Dataset entries
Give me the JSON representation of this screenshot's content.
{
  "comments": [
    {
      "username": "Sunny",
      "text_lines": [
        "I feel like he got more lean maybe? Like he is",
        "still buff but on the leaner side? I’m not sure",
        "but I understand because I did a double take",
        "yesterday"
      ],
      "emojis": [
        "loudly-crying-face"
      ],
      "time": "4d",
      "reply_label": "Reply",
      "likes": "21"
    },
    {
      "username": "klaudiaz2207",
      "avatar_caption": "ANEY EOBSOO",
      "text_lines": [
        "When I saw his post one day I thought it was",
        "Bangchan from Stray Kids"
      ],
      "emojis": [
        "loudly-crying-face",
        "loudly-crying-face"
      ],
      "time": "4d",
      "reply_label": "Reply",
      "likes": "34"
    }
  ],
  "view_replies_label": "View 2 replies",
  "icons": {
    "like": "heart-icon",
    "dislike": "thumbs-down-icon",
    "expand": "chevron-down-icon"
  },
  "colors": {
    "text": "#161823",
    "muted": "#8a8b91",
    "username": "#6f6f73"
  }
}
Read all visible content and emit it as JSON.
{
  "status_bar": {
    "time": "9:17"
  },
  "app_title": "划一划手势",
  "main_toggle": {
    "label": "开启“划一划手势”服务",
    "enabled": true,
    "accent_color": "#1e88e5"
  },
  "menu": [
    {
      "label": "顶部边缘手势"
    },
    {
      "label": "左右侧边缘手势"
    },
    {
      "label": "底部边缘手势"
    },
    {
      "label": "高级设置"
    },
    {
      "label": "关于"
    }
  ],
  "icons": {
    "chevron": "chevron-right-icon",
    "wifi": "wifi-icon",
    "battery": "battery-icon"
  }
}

What you will do
Search the data for the string "chevron" and copy each line where it appears.

Solution
    "expand": "chevron-down-icon"
    "chevron": "chevron-right-icon",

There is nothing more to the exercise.